[Figure dataset records]
* * *

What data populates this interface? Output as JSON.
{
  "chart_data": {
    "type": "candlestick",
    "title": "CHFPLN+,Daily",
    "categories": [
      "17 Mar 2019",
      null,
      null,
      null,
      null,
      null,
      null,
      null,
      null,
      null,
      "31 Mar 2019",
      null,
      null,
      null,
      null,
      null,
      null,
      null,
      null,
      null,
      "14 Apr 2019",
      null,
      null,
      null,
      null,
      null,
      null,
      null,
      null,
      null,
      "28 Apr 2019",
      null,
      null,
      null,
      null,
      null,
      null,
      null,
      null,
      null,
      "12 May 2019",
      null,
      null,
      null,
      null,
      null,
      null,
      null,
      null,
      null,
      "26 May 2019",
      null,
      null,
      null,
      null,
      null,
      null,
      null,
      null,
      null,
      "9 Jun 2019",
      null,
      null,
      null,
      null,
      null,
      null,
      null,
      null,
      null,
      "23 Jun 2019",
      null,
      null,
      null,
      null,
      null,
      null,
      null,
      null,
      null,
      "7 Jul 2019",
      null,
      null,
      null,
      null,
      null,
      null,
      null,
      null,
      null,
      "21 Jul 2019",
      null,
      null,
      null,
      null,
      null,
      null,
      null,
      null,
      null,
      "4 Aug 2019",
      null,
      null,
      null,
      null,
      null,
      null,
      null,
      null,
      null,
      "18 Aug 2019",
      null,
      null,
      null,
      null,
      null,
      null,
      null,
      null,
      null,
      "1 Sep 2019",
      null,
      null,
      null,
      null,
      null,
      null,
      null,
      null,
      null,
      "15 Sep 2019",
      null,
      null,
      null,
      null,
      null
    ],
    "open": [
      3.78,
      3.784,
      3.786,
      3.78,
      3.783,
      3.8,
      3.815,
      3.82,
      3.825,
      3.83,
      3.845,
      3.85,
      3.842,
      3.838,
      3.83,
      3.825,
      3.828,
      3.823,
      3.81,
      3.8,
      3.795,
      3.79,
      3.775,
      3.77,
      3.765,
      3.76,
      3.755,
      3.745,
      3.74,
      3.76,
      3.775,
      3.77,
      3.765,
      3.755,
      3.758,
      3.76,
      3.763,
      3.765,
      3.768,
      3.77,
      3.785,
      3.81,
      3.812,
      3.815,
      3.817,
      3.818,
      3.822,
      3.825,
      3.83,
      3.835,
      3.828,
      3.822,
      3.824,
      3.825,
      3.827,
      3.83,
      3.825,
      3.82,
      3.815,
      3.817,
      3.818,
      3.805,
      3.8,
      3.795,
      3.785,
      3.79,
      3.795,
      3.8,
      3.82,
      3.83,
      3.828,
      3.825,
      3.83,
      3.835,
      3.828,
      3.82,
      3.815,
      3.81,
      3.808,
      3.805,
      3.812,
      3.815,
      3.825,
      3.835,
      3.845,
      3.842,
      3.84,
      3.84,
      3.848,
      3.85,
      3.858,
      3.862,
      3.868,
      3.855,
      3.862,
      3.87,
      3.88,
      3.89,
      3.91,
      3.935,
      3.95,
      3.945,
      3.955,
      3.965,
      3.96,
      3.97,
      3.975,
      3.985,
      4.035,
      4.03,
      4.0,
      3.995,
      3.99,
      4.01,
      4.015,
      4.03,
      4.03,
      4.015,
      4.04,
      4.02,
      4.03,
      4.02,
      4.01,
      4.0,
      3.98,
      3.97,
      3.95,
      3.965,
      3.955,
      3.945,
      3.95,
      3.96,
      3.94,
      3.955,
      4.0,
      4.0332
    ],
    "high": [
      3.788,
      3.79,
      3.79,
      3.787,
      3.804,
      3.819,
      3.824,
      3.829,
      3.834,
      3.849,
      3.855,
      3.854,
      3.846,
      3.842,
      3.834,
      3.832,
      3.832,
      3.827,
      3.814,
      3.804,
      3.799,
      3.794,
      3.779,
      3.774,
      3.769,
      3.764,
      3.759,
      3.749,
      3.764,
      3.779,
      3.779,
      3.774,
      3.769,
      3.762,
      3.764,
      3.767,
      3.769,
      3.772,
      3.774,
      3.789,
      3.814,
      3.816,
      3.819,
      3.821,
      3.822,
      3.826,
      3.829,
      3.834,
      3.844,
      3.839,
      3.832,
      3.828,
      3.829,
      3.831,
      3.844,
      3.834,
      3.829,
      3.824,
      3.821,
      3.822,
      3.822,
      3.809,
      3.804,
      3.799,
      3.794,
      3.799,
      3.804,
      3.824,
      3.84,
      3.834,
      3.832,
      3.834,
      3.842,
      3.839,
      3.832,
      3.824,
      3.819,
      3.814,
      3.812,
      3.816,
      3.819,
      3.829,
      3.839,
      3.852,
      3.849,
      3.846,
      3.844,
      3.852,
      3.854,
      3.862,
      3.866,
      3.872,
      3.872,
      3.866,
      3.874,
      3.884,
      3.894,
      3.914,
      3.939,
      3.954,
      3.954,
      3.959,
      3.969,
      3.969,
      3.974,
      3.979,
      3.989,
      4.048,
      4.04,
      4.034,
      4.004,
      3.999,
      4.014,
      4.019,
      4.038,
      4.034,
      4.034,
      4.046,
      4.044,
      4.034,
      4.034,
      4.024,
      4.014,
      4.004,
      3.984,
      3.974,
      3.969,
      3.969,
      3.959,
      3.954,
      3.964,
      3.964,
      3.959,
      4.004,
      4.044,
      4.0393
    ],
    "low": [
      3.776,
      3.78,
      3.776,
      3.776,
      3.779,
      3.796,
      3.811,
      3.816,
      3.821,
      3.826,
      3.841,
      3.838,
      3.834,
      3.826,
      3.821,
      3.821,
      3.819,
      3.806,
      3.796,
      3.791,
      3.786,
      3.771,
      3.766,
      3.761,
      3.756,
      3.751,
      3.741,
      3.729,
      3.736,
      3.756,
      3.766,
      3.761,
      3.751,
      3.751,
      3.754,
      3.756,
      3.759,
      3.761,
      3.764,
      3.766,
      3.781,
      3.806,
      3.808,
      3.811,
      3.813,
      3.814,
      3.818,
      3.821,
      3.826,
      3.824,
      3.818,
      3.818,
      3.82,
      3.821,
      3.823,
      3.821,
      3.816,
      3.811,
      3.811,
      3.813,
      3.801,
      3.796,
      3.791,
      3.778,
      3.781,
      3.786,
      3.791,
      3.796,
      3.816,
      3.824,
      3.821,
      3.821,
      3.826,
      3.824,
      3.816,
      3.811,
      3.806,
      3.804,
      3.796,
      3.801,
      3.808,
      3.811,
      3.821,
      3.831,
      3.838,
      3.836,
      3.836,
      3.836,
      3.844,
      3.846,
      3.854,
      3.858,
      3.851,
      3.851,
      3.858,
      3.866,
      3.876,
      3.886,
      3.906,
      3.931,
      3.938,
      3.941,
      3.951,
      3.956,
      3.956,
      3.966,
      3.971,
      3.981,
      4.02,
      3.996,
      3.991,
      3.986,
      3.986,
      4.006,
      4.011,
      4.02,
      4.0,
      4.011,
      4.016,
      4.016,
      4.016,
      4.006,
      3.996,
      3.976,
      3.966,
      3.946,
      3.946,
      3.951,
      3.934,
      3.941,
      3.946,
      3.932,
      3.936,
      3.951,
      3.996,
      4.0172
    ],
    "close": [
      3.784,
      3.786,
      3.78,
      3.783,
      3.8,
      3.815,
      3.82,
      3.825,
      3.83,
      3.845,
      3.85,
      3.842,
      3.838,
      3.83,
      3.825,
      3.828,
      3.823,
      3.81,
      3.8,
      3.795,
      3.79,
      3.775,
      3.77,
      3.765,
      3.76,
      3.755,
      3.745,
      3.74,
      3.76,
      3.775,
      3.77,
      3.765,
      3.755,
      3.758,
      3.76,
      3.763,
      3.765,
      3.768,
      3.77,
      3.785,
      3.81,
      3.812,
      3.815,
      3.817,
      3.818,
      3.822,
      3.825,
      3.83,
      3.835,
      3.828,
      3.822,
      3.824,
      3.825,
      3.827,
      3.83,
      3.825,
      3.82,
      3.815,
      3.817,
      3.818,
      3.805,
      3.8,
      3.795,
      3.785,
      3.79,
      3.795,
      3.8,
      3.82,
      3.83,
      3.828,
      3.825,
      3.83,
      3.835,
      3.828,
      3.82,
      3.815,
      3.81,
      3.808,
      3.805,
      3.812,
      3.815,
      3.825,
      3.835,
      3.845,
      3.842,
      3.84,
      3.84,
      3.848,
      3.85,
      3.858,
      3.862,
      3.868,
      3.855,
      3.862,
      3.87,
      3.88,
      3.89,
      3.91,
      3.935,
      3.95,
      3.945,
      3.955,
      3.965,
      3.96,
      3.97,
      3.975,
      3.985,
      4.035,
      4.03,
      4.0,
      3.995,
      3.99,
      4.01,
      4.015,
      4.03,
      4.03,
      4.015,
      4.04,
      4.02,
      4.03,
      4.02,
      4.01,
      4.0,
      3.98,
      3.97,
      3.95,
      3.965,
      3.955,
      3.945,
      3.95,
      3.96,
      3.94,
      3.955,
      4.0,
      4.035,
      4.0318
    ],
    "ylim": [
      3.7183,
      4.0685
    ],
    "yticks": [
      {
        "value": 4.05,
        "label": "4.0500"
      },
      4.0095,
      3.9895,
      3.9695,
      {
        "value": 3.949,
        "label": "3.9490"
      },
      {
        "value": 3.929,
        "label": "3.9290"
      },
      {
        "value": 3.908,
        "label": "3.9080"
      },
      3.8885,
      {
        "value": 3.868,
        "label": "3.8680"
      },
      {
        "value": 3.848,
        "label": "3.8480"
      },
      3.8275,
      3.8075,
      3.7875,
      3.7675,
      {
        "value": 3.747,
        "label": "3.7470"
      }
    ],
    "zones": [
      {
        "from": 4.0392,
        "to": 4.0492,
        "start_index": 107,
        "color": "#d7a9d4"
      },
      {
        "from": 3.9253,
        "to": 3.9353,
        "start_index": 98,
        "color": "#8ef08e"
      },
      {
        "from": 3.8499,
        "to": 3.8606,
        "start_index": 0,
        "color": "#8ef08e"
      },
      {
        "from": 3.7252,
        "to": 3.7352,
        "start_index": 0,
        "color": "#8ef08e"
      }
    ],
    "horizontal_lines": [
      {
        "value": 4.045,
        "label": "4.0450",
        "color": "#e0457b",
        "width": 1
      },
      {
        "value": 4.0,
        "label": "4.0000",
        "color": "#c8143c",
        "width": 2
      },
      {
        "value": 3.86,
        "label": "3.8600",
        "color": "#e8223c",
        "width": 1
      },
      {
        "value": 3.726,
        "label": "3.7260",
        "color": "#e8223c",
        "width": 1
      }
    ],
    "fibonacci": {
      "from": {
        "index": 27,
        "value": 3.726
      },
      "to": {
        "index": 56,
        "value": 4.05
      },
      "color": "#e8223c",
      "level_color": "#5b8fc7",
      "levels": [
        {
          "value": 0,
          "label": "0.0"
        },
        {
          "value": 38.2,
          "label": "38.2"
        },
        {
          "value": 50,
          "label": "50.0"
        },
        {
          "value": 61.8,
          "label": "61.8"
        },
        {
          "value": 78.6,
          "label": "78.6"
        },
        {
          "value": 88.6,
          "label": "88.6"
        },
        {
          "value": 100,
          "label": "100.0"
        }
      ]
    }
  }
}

* * *

▸ What this task involves
How many lines in the records hold the string "from"? Reply with the number alone.

▸ Result below
5